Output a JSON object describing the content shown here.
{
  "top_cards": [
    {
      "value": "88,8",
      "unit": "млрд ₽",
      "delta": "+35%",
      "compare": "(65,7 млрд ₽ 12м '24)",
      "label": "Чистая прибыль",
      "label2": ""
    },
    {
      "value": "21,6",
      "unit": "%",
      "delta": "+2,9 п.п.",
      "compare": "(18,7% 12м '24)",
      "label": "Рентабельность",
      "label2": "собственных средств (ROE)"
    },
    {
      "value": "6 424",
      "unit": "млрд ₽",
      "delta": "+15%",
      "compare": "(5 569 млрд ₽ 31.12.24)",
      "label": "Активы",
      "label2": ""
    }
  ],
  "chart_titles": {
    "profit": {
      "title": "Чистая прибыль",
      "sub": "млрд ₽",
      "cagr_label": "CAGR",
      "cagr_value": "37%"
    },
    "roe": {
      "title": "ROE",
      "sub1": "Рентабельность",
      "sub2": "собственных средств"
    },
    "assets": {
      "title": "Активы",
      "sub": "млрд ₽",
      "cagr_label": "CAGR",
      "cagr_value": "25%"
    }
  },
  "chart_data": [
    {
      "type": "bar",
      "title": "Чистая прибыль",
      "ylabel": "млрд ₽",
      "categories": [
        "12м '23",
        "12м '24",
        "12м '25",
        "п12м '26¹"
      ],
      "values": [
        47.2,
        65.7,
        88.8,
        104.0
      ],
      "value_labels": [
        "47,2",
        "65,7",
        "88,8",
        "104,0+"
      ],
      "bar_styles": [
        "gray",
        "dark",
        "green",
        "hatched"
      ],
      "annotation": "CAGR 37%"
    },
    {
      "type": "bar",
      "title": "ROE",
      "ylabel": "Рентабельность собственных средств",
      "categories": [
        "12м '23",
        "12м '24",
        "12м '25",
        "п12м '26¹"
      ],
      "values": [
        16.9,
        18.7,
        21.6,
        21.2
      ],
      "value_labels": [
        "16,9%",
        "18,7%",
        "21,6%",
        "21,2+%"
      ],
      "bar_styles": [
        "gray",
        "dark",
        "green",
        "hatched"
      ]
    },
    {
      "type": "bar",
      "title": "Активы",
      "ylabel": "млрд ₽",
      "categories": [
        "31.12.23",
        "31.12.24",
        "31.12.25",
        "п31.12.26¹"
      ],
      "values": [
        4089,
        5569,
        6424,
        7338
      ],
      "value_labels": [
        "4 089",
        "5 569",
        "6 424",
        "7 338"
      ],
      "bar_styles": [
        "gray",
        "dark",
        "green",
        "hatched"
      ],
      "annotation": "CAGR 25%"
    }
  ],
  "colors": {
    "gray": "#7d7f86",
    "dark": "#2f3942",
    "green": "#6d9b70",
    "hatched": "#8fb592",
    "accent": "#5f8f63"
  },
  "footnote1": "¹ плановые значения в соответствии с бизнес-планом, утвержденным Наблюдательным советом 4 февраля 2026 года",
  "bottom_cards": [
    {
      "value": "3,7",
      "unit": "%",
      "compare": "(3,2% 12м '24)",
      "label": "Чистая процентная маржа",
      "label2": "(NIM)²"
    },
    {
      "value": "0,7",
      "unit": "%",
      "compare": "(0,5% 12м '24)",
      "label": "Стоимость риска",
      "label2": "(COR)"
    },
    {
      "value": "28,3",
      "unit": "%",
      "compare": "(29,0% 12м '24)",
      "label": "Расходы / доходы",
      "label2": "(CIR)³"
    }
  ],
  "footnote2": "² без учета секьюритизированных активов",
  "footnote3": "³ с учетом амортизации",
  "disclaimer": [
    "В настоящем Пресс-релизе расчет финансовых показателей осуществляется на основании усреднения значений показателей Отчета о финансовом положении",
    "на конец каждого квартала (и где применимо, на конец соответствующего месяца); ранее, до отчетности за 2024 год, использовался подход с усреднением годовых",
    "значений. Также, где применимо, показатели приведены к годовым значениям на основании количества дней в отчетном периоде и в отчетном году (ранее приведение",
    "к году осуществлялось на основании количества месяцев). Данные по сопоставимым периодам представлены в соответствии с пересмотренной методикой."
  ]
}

* * *

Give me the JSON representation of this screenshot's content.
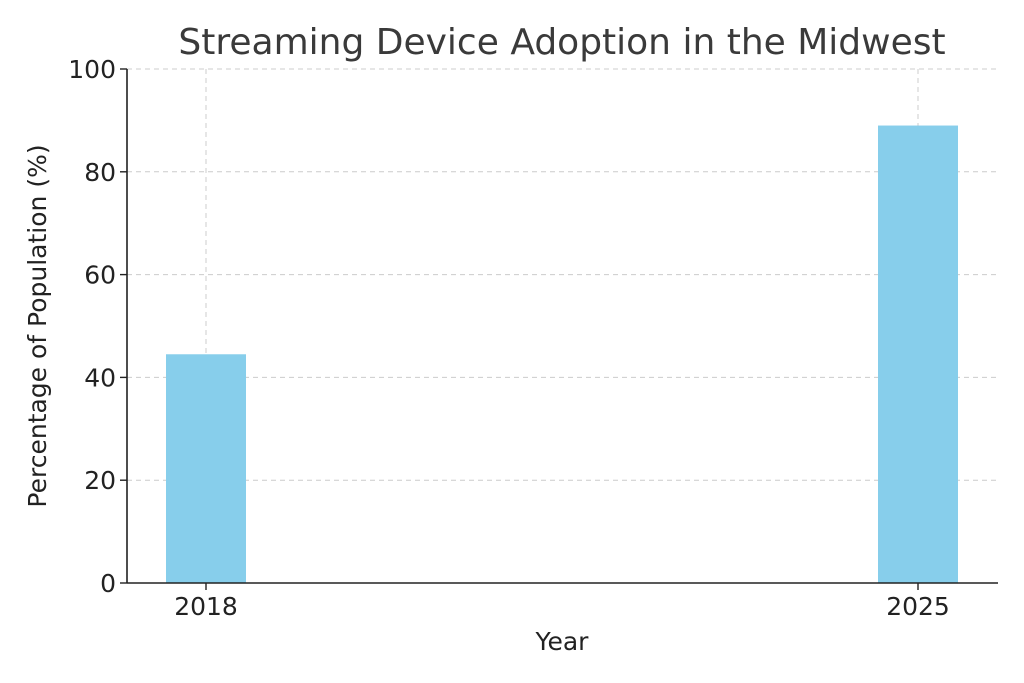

* * *

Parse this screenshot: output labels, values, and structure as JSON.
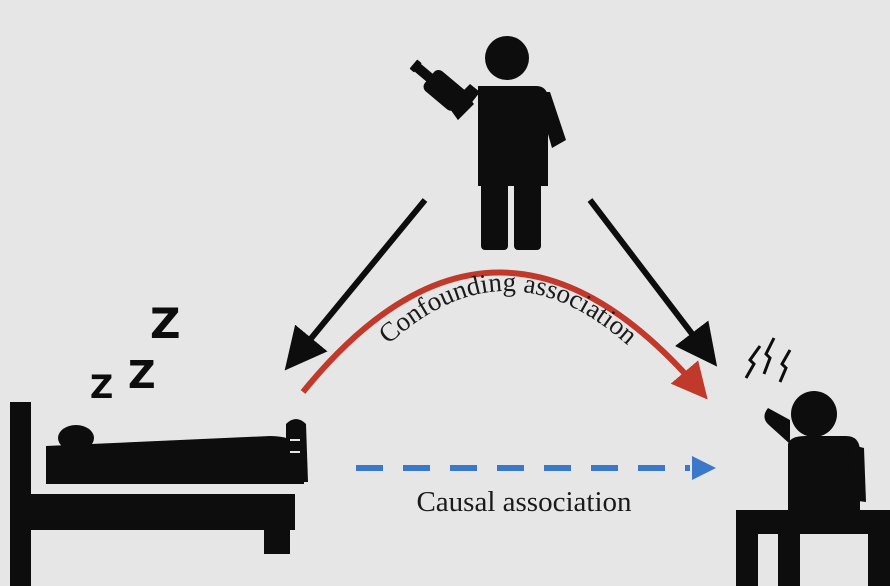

TASK BRIEF – Say how many lines have the string "this" in them, offering no words beyond the number.

COMPLETED TASK – 2